* _Travail demandé 1_: D'après le texte sur la conversion d'El Attaz, sous quel nom le prince a-t-il été baptisé ?
* _Travail demandé 2_: Prolongez le texte sur la conversion d'El Attaz à partir de sa dernière phrase.
##### Extrait choisi #####
En parlant de sa conversion, El Attaz la qualifie de décision aléatoire qui lui est venue après une nuit blanche, le lendemain du paiement de sa rançon. «J'ai eu une vision : j'étais au milieu de la mer ; la moitié de la mer était noire, l'autre moitié était en flamme ; J'étais en train de marcher dans la moitié noire, mais j'étais attirée vers les flammes. Quand j'étais presque dans le feu, j'ai commencé à crier fort : "Aidez-moi, aidez-moi Seigneur"», écrit-il. «J'ai vu une chose merveilleuse : une montagne dans cette immense mer au niveau de laquelle se tenait un homme vêtu de blanc (…) il m'a fait sortir, et je me suis retrouvé hors du danger. Je lui ai demandé, "pour l'amour de Dieu, qui es-tu, toi qui m'as libéré de cette mer ?" et il répondit : "Je suis le saint baptême"», ajoute-t-il.

En effet, le prince musulman a décidé de rester à Malte et d’embrasser le catholicisme romain. La même année de sa conversion, il est baptisé sous le nom de Balthazar de Loyola, en l'honneur d'Ignace de Loyola, saint catholique vénéré et prêtre basque espagnol.

«Il est resté à Malte, où les Chevaliers de Saint-Jean l'ont traité avec un grand honneur», ajoute la même source. «Il a choisi pour lui-même le nom du capitaine du navire qui l'avait fait prisonnier cinq ans plus tôt et a ajouté le nom de famille "Loyola" en l'honneur de Saint Ignace, le jour de la fête durant lequel il a été baptisé», écrit Colomb.
##### Items fournis #####
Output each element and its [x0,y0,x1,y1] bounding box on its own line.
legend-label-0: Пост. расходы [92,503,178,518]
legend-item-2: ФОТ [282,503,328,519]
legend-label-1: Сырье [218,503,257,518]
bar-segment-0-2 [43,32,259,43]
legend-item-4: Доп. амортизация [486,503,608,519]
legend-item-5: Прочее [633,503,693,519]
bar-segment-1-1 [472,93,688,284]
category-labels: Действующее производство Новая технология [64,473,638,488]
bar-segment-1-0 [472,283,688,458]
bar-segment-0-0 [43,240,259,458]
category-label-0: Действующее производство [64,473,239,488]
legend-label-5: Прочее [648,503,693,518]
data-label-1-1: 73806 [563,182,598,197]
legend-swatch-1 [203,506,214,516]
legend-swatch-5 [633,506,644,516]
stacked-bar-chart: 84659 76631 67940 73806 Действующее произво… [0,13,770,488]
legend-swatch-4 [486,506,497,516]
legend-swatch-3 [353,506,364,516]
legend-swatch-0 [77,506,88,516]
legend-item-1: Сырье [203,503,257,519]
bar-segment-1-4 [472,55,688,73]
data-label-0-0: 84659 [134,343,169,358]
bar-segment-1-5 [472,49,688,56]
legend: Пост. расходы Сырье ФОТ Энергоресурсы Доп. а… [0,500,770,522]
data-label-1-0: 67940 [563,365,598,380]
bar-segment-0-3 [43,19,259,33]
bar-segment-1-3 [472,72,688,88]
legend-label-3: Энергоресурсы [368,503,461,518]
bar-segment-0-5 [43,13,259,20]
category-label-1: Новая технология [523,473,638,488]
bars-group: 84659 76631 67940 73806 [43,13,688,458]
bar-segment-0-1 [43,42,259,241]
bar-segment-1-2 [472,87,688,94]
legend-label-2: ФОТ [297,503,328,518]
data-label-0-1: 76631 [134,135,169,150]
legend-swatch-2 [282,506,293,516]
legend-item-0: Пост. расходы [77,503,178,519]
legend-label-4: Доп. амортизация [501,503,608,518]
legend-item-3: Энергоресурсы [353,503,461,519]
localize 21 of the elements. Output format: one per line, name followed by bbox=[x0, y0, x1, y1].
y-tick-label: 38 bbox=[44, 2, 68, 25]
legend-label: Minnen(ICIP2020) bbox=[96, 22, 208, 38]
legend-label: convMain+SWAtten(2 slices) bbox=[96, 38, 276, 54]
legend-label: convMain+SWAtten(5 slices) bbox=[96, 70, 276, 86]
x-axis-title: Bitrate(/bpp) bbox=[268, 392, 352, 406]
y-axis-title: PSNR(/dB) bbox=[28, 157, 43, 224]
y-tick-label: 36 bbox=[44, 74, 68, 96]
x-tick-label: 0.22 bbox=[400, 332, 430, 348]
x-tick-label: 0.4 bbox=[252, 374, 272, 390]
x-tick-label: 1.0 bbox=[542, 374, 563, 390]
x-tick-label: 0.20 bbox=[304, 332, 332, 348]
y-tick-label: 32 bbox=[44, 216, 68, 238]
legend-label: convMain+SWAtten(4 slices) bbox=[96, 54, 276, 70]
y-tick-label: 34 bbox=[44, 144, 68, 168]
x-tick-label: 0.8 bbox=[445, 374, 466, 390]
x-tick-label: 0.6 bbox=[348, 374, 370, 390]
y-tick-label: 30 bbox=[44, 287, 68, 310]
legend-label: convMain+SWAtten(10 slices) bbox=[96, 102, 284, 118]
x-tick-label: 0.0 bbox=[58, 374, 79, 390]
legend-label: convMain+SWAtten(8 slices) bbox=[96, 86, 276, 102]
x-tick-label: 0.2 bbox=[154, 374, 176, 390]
#####
* _Réponse 1_: Il a été baptisé sous le nom de Balthazar de Loyola.

* _Réponse 2_:
Après sa conversion, l’ex-musulman a décidé de se rendre en Italie, où il était connu sous le nom de Baldassarre de Loyola. Trois ans passés en Sicile, le prince saadien rejoint alors la Compagnie de Jésus, un ordre religieux de l'Église catholique dont le siège est à Rome. Ignace de Loyola et six compagnons fondèrent cet ordre, en 1540, avec l'approbation du pape Paul III.

Rejoindre la Compagnie de Jésus

Cette décision a fait de Mohamed El Attaz le premier et le seul dirigeant musulman à devenir jésuite et membre de l'ordre chrétien. De plus, selon le même ouvrage, «il est l'une des rares exceptions connues au décret de la cinquième Congrégation générale (1593) qui empêchait les personnes d'ascendance juive et musulmane de rejoindre la Compagnie de Jésus». En 1661, il est même accepté au noviciat romain de Sant'Andrea al Quirinale, une église titulaire catholique romaine construite pour le séminaire jésuite. Deux ans plus tard, il devient prêtre.

«Pendant environ trois ans (1664-1667), il se consacre à la conversion des esclaves musulmans à Gênes et à Naples. Lors de ses voyages en Italie, Baldassarre a été en contact avec d'éminentes autorités religieuses et politiques, dont les cardinaux Antonio Barberini et le futur pape Benedetto Odescalchi, le vice-roi de Naples et des membres des familles Savoia, Medici et Doria.»

Emanuele Colombo

En tant que jésuite, Balthazar rêvait de partir en mission hors d'Europe et a demandé à être envoyé dans un pays musulman. Son souhait est exaucé en 1663, lorsqu'il est nommé missionnaire pour les Indes orientales, un terme faisant référence à l'Asie du Sud-Est maritime et à certaines parties de l'Asie de l'Est.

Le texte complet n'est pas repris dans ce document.